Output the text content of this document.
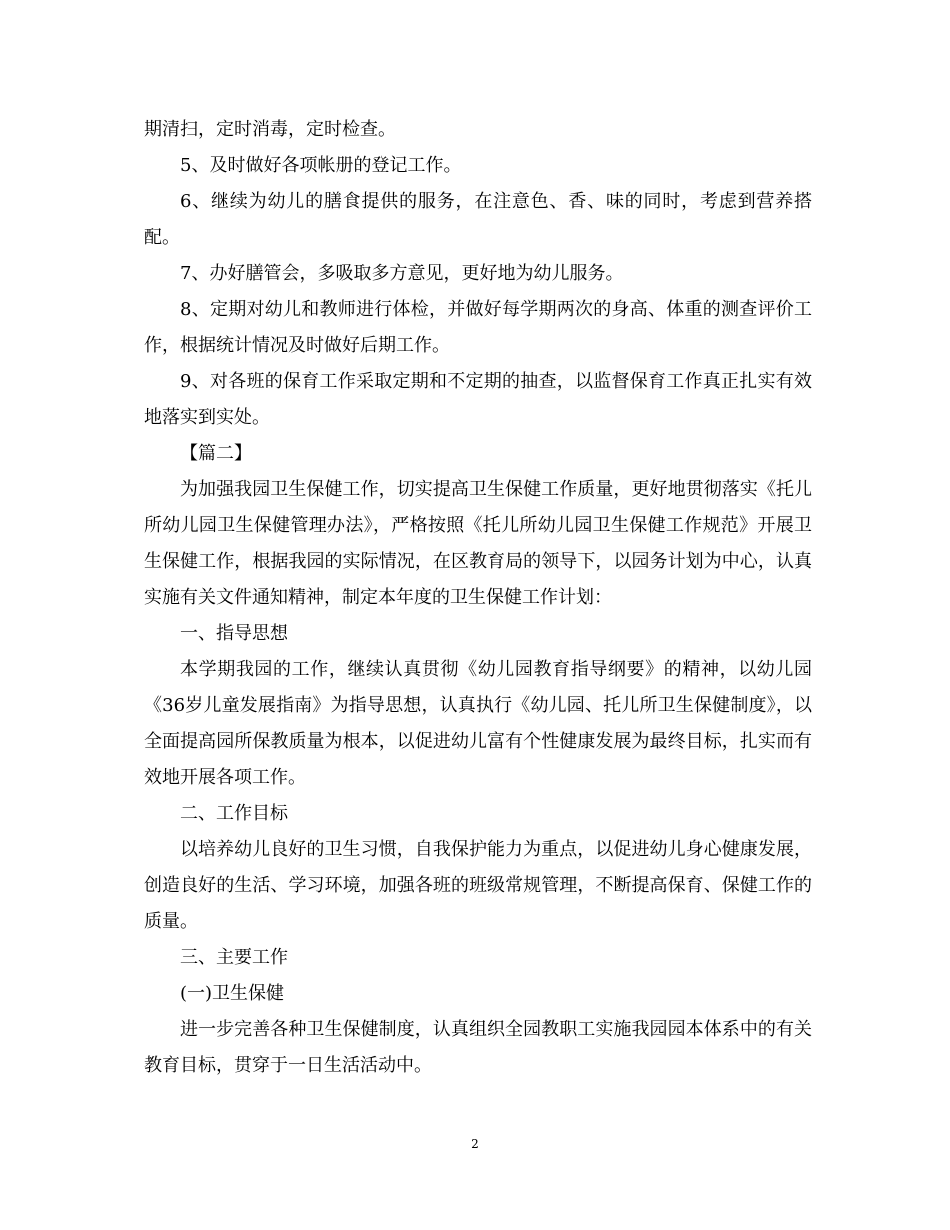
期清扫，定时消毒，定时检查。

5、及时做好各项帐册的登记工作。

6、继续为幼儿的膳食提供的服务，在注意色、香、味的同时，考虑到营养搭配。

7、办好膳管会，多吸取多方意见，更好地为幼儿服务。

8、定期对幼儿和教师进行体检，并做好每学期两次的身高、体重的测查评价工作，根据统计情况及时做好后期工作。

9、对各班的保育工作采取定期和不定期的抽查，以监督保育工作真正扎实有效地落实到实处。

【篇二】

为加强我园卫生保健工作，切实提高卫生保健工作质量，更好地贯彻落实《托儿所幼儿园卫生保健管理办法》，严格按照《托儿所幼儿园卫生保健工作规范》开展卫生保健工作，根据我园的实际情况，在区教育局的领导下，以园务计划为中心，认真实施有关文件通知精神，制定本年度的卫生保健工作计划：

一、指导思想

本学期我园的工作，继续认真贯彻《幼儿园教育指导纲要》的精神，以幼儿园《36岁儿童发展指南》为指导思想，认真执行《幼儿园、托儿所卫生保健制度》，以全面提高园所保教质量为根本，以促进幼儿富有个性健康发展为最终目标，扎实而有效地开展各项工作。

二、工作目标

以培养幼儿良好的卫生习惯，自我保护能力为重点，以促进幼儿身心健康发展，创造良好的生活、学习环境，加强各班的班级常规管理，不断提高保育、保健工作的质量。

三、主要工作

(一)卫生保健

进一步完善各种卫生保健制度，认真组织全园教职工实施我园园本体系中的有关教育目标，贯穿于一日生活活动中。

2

_ _ _ _ _

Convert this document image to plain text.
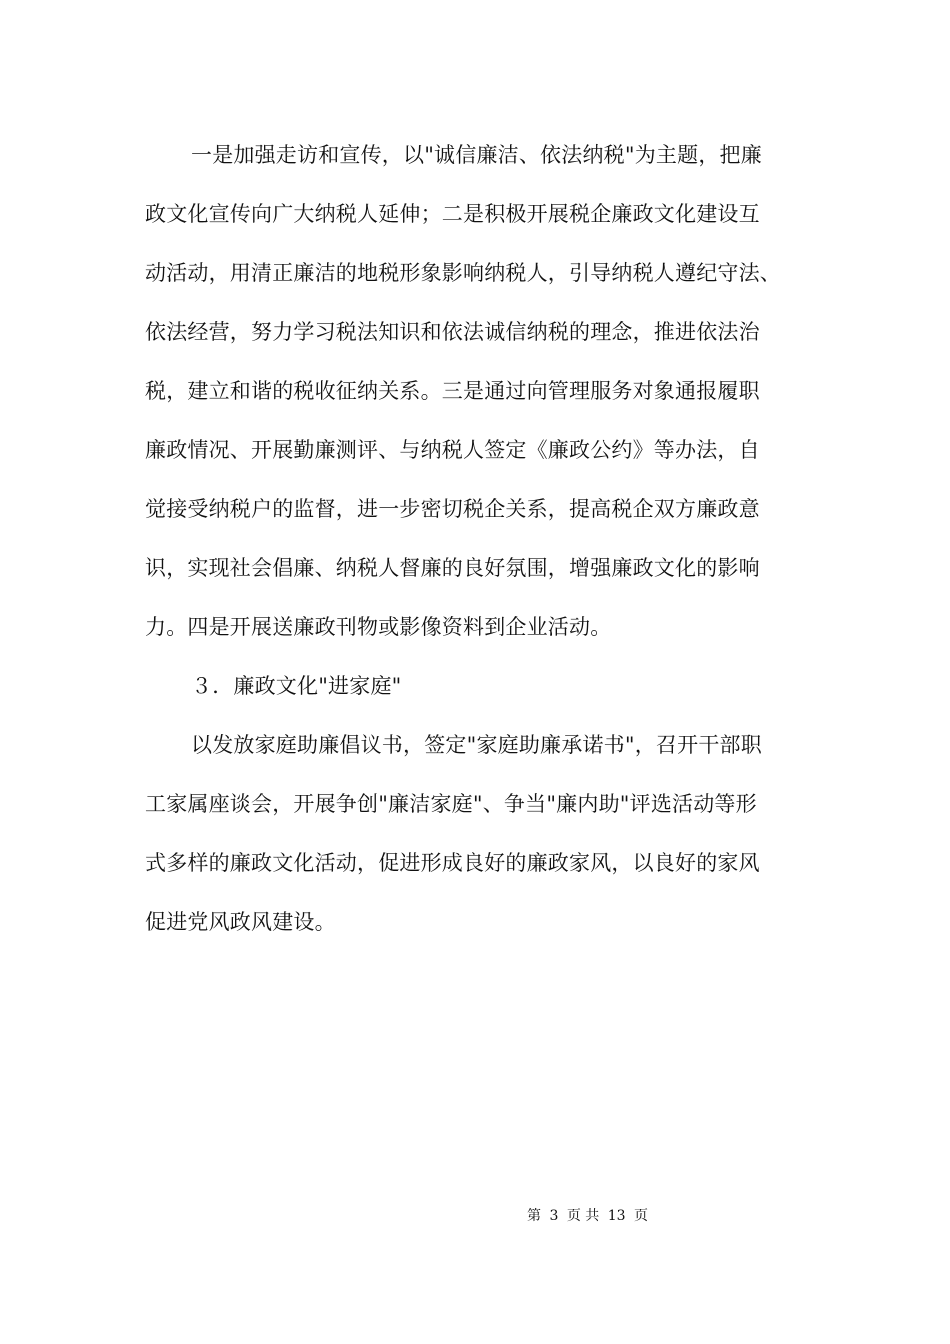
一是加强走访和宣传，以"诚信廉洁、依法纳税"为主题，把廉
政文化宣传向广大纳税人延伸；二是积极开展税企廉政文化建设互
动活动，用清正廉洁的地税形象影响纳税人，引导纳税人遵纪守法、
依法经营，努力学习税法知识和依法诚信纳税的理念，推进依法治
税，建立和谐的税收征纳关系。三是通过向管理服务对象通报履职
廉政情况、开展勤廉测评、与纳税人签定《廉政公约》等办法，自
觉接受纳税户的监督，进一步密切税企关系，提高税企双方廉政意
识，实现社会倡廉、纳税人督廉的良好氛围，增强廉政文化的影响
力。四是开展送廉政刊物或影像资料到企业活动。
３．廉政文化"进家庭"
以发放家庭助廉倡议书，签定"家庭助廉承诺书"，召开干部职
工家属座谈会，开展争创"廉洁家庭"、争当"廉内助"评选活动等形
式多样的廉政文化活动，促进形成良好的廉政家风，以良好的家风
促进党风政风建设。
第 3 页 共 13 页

_ _ _ _ _

| Short problem |
Go through the material and select each line with the string "this" in it.

| Reply |
Output the text content of this document.
Convert this document image to plain text.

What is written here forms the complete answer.